##### EXTRACTED MATERIAL

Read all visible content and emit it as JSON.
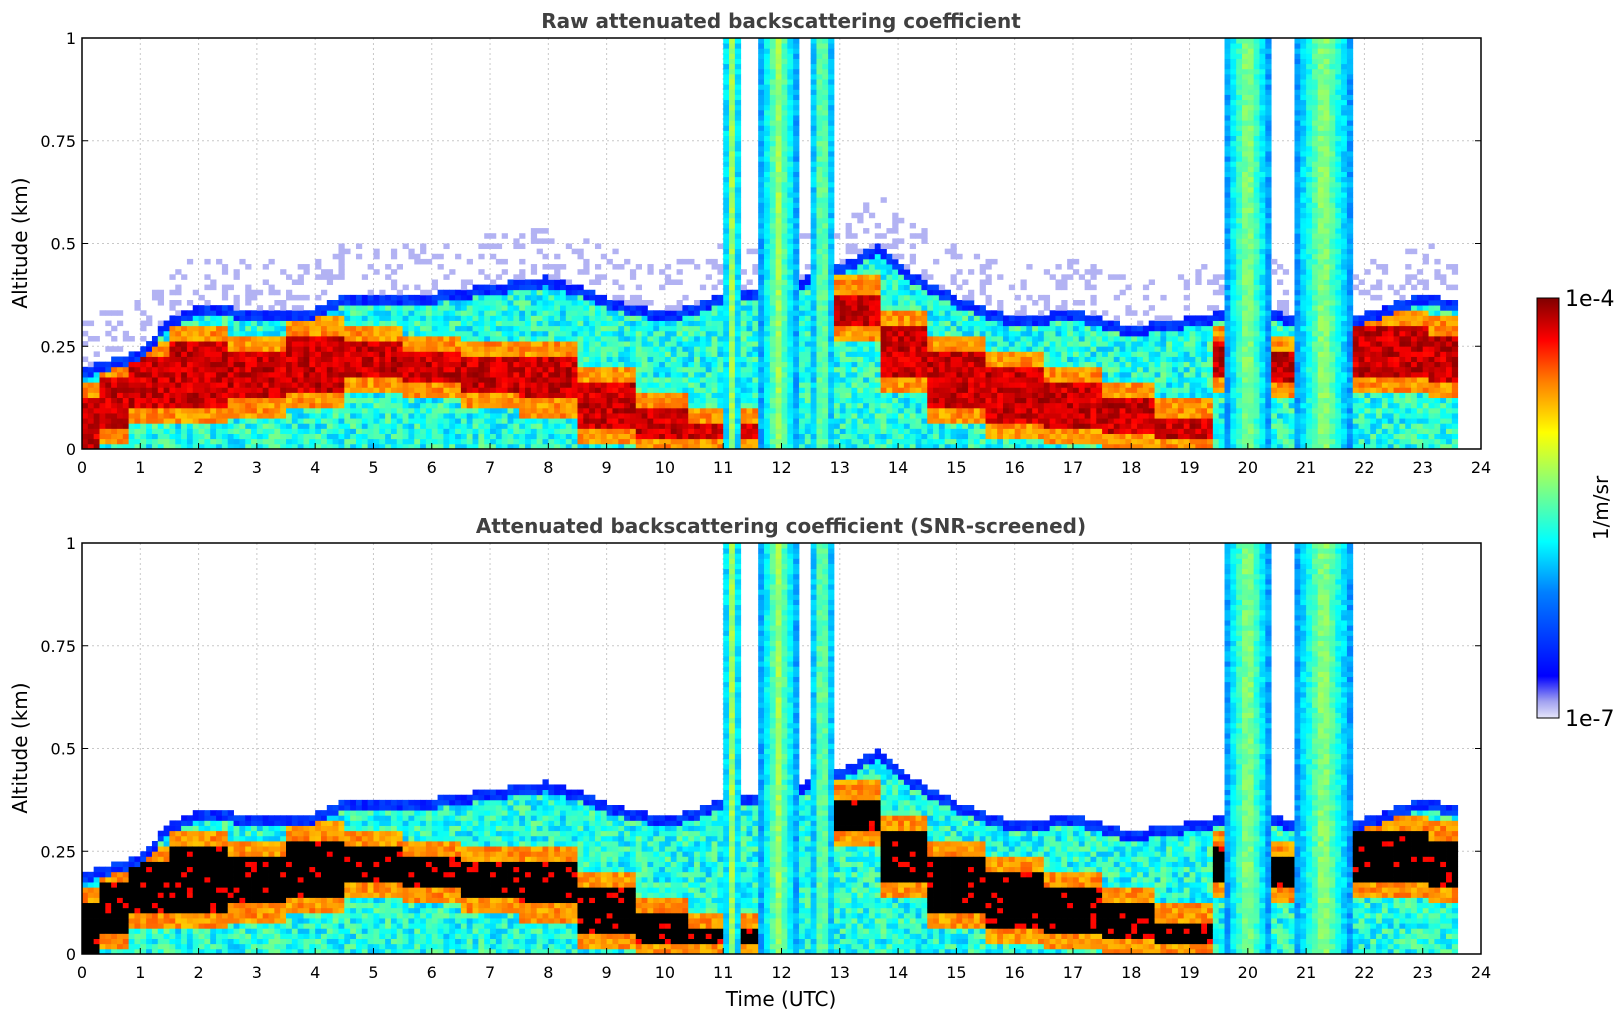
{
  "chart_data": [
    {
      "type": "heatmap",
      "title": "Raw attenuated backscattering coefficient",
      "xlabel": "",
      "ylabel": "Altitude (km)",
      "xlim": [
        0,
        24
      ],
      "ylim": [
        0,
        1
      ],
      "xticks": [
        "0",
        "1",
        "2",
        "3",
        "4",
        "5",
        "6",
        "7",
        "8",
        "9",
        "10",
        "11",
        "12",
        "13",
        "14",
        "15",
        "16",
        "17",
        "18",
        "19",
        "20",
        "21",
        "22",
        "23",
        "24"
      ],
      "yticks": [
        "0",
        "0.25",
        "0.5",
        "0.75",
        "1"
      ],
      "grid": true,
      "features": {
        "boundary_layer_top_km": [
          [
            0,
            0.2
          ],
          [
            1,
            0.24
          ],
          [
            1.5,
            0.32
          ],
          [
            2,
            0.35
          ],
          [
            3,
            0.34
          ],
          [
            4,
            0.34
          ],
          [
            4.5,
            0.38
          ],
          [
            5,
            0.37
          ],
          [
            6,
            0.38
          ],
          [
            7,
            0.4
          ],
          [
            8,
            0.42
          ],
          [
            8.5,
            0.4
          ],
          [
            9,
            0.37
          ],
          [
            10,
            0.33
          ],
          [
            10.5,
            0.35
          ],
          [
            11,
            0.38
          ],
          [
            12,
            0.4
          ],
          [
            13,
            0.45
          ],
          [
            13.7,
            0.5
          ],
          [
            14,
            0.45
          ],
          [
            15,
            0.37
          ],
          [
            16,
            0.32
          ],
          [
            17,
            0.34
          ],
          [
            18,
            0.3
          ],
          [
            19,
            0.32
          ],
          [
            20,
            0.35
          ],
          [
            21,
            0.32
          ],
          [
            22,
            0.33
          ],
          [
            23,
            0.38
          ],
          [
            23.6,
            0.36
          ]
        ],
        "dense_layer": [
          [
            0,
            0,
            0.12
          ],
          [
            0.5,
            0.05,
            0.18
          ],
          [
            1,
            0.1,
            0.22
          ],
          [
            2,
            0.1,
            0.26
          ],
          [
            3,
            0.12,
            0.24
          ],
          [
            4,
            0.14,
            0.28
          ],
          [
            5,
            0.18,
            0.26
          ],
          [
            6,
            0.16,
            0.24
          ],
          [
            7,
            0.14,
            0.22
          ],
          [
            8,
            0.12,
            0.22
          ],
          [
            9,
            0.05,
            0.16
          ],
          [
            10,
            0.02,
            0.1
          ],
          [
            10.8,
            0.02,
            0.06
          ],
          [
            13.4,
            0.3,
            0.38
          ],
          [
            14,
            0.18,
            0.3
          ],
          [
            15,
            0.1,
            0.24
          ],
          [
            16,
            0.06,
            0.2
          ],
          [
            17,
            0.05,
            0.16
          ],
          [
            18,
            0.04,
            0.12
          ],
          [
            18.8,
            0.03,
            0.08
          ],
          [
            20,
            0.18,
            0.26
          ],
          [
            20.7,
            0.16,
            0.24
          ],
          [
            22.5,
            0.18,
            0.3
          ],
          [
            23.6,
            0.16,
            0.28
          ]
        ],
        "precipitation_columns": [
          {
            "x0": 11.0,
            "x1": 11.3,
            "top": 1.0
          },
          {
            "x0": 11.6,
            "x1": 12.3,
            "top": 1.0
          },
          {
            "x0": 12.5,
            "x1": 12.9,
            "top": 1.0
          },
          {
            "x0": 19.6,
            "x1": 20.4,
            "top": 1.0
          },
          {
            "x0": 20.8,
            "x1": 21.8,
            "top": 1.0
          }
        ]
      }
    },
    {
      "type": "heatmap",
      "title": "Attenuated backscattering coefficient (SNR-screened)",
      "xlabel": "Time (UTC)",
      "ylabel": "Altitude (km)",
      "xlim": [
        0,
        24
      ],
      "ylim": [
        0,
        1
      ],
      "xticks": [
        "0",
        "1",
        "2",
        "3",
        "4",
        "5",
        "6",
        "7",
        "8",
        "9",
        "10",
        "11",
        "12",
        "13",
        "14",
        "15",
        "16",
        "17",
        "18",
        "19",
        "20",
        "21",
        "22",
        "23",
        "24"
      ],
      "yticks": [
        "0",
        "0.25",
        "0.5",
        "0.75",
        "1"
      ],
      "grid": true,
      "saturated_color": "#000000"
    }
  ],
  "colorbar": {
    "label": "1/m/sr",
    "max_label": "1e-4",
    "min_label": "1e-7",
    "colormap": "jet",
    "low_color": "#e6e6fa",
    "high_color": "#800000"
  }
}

##########

Reproduce every entry exactly, but omit each picture.

◆ OUTPUT FOR THIS TASK ◆
Read all visible content and emit it as JSON.
{
  "chart_data": [
    {
      "type": "heatmap",
      "title": "Raw attenuated backscattering coefficient",
      "xlabel": "",
      "ylabel": "Altitude (km)",
      "xlim": [
        0,
        24
      ],
      "ylim": [
        0,
        1
      ],
      "xticks": [
        "0",
        "1",
        "2",
        "3",
        "4",
        "5",
        "6",
        "7",
        "8",
        "9",
        "10",
        "11",
        "12",
        "13",
        "14",
        "15",
        "16",
        "17",
        "18",
        "19",
        "20",
        "21",
        "22",
        "23",
        "24"
      ],
      "yticks": [
        "0",
        "0.25",
        "0.5",
        "0.75",
        "1"
      ],
      "grid": true,
      "features": {
        "boundary_layer_top_km": [
          [
            0,
            0.2
          ],
          [
            1,
            0.24
          ],
          [
            1.5,
            0.32
          ],
          [
            2,
            0.35
          ],
          [
            3,
            0.34
          ],
          [
            4,
            0.34
          ],
          [
            4.5,
            0.38
          ],
          [
            5,
            0.37
          ],
          [
            6,
            0.38
          ],
          [
            7,
            0.4
          ],
          [
            8,
            0.42
          ],
          [
            8.5,
            0.4
          ],
          [
            9,
            0.37
          ],
          [
            10,
            0.33
          ],
          [
            10.5,
            0.35
          ],
          [
            11,
            0.38
          ],
          [
            12,
            0.4
          ],
          [
            13,
            0.45
          ],
          [
            13.7,
            0.5
          ],
          [
            14,
            0.45
          ],
          [
            15,
            0.37
          ],
          [
            16,
            0.32
          ],
          [
            17,
            0.34
          ],
          [
            18,
            0.3
          ],
          [
            19,
            0.32
          ],
          [
            20,
            0.35
          ],
          [
            21,
            0.32
          ],
          [
            22,
            0.33
          ],
          [
            23,
            0.38
          ],
          [
            23.6,
            0.36
          ]
        ],
        "dense_layer": [
          [
            0,
            0,
            0.12
          ],
          [
            0.5,
            0.05,
            0.18
          ],
          [
            1,
            0.1,
            0.22
          ],
          [
            2,
            0.1,
            0.26
          ],
          [
            3,
            0.12,
            0.24
          ],
          [
            4,
            0.14,
            0.28
          ],
          [
            5,
            0.18,
            0.26
          ],
          [
            6,
            0.16,
            0.24
          ],
          [
            7,
            0.14,
            0.22
          ],
          [
            8,
            0.12,
            0.22
          ],
          [
            9,
            0.05,
            0.16
          ],
          [
            10,
            0.02,
            0.1
          ],
          [
            10.8,
            0.02,
            0.06
          ],
          [
            13.4,
            0.3,
            0.38
          ],
          [
            14,
            0.18,
            0.3
          ],
          [
            15,
            0.1,
            0.24
          ],
          [
            16,
            0.06,
            0.2
          ],
          [
            17,
            0.05,
            0.16
          ],
          [
            18,
            0.04,
            0.12
          ],
          [
            18.8,
            0.03,
            0.08
          ],
          [
            20,
            0.18,
            0.26
          ],
          [
            20.7,
            0.16,
            0.24
          ],
          [
            22.5,
            0.18,
            0.3
          ],
          [
            23.6,
            0.16,
            0.28
          ]
        ],
        "precipitation_columns": [
          {
            "x0": 11.0,
            "x1": 11.3,
            "top": 1.0
          },
          {
            "x0": 11.6,
            "x1": 12.3,
            "top": 1.0
          },
          {
            "x0": 12.5,
            "x1": 12.9,
            "top": 1.0
          },
          {
            "x0": 19.6,
            "x1": 20.4,
            "top": 1.0
          },
          {
            "x0": 20.8,
            "x1": 21.8,
            "top": 1.0
          }
        ]
      }
    },
    {
      "type": "heatmap",
      "title": "Attenuated backscattering coefficient (SNR-screened)",
      "xlabel": "Time (UTC)",
      "ylabel": "Altitude (km)",
      "xlim": [
        0,
        24
      ],
      "ylim": [
        0,
        1
      ],
      "xticks": [
        "0",
        "1",
        "2",
        "3",
        "4",
        "5",
        "6",
        "7",
        "8",
        "9",
        "10",
        "11",
        "12",
        "13",
        "14",
        "15",
        "16",
        "17",
        "18",
        "19",
        "20",
        "21",
        "22",
        "23",
        "24"
      ],
      "yticks": [
        "0",
        "0.25",
        "0.5",
        "0.75",
        "1"
      ],
      "grid": true,
      "saturated_color": "#000000"
    }
  ],
  "colorbar": {
    "label": "1/m/sr",
    "max_label": "1e-4",
    "min_label": "1e-7",
    "colormap": "jet",
    "low_color": "#e6e6fa",
    "high_color": "#800000"
  }
}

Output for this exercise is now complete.